** START OF Records **

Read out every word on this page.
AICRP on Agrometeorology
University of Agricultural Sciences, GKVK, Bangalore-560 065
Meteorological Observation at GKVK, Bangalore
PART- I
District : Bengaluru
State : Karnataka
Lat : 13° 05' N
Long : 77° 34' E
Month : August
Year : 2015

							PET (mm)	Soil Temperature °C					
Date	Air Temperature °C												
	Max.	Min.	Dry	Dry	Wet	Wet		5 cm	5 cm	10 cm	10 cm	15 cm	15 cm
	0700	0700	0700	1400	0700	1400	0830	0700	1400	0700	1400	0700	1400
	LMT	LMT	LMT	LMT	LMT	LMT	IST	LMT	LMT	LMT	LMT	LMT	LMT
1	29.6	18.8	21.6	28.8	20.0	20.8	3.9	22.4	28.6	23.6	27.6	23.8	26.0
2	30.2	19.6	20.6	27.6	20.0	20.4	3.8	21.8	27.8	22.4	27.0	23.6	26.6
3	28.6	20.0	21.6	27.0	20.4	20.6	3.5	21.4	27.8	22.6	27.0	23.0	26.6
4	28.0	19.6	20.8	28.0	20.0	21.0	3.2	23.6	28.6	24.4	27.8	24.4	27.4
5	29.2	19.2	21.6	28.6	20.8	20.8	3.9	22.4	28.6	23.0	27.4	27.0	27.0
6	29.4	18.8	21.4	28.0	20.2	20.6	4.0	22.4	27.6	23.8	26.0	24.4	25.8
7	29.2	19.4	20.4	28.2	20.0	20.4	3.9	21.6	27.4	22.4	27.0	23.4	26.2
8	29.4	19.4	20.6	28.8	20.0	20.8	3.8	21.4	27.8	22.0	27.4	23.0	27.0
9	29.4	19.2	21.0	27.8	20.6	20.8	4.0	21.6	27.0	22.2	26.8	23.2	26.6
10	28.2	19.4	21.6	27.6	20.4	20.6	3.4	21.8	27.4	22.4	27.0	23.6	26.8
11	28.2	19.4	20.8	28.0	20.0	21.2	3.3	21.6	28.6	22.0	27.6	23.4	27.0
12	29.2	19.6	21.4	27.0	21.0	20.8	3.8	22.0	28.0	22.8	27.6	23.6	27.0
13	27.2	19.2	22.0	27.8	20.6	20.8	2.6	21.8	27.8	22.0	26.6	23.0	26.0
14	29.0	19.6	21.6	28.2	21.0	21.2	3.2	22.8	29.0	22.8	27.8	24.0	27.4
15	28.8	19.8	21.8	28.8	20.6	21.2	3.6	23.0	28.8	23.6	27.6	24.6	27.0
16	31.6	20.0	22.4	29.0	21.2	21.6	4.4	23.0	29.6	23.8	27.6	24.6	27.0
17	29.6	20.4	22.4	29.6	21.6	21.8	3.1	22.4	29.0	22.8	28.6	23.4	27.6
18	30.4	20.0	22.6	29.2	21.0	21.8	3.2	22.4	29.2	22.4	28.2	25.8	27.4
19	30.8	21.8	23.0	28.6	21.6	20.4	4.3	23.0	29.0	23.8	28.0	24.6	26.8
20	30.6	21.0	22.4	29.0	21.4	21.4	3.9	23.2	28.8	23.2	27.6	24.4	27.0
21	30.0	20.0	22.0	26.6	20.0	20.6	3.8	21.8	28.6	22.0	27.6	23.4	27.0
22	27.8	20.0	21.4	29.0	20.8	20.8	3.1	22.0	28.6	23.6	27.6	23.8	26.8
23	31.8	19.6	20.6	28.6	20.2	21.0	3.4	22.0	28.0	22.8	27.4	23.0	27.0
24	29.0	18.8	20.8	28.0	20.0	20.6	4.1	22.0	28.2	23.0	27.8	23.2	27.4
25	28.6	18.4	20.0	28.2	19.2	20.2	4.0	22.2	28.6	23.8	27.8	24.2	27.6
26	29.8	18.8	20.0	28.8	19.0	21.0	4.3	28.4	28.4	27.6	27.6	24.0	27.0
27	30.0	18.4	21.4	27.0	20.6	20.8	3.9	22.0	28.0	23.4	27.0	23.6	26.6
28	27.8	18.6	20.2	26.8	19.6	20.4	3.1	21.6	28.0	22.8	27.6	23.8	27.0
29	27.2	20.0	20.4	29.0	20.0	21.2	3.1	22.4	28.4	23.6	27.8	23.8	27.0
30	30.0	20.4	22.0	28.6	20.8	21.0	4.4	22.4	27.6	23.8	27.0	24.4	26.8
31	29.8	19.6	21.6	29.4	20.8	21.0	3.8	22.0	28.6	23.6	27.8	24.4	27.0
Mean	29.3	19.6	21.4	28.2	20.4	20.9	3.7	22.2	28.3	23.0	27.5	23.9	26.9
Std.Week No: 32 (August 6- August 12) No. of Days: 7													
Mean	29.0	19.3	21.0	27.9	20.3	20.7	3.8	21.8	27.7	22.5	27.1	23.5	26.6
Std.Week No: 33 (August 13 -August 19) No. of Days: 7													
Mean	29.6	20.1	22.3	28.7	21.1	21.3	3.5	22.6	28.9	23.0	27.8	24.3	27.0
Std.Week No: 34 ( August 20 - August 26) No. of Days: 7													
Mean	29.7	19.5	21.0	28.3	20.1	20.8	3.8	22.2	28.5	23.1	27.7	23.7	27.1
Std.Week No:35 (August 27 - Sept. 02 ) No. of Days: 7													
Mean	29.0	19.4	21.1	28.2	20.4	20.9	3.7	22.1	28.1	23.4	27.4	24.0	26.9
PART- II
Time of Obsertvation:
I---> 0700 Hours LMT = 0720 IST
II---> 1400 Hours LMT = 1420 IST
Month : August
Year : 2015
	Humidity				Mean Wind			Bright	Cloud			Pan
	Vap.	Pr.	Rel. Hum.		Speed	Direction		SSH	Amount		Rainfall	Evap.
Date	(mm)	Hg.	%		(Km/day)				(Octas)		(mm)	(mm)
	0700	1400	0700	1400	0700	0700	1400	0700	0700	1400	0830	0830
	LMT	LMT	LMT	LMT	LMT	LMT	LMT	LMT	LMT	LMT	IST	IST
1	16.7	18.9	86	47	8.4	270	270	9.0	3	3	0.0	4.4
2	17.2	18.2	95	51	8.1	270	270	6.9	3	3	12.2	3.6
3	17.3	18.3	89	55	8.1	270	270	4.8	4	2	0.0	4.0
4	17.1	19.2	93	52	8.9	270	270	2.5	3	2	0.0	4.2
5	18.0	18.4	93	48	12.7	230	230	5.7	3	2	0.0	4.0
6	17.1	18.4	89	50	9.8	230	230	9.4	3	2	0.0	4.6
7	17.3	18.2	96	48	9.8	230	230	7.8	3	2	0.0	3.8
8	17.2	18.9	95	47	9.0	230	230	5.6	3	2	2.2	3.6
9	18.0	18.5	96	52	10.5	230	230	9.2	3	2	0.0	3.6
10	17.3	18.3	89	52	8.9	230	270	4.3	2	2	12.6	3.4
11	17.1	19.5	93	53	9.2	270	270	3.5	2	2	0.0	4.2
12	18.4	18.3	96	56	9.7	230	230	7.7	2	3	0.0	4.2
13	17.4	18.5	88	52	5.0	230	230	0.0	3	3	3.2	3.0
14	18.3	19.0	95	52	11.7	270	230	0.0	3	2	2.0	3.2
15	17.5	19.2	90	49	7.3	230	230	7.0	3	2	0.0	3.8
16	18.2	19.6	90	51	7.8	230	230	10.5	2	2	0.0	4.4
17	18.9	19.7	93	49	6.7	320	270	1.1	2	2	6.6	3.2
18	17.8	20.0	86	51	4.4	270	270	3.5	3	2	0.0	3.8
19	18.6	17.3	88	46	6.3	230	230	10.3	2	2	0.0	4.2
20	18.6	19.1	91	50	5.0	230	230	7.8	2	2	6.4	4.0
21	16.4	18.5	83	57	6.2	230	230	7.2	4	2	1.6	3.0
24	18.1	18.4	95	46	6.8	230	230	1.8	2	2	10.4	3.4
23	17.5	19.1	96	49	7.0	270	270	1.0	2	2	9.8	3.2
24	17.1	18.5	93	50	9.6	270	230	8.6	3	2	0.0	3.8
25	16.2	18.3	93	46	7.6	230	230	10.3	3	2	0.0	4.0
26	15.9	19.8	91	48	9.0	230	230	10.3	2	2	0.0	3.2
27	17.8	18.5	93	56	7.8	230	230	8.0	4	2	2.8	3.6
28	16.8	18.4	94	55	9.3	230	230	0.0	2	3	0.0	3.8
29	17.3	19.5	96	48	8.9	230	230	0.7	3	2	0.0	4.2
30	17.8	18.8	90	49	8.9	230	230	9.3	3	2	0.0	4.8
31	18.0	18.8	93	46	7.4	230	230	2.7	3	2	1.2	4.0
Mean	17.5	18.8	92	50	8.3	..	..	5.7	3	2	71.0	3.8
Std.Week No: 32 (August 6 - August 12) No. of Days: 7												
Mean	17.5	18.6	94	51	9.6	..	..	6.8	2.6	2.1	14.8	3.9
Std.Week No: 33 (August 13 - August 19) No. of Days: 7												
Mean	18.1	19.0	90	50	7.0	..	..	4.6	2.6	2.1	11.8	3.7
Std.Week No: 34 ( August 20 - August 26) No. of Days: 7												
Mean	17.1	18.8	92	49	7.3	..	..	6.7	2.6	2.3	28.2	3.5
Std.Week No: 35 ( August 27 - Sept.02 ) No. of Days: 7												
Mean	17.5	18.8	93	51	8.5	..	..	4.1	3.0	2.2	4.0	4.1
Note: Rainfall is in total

** END OF Records **

The task: Look through the entries above for the word "August". Copy every line where it shows up.

Output below:
Month : August
Std.Week No: 32 (August 6- August 12) No. of Days: 7													
Std.Week No: 33 (August 13 -August 19) No. of Days: 7													
Std.Week No: 34 ( August 20 - August 26) No. of Days: 7													
Std.Week No:35 (August 27 - Sept. 02 ) No. of Days: 7													
Month : August
Std.Week No: 32 (August 6 - August 12) No. of Days: 7												
Std.Week No: 33 (August 13 - August 19) No. of Days: 7												
Std.Week No: 34 ( August 20 - August 26) No. of Days: 7												
Std.Week No: 35 ( August 27 - Sept.02 ) No. of Days: 7												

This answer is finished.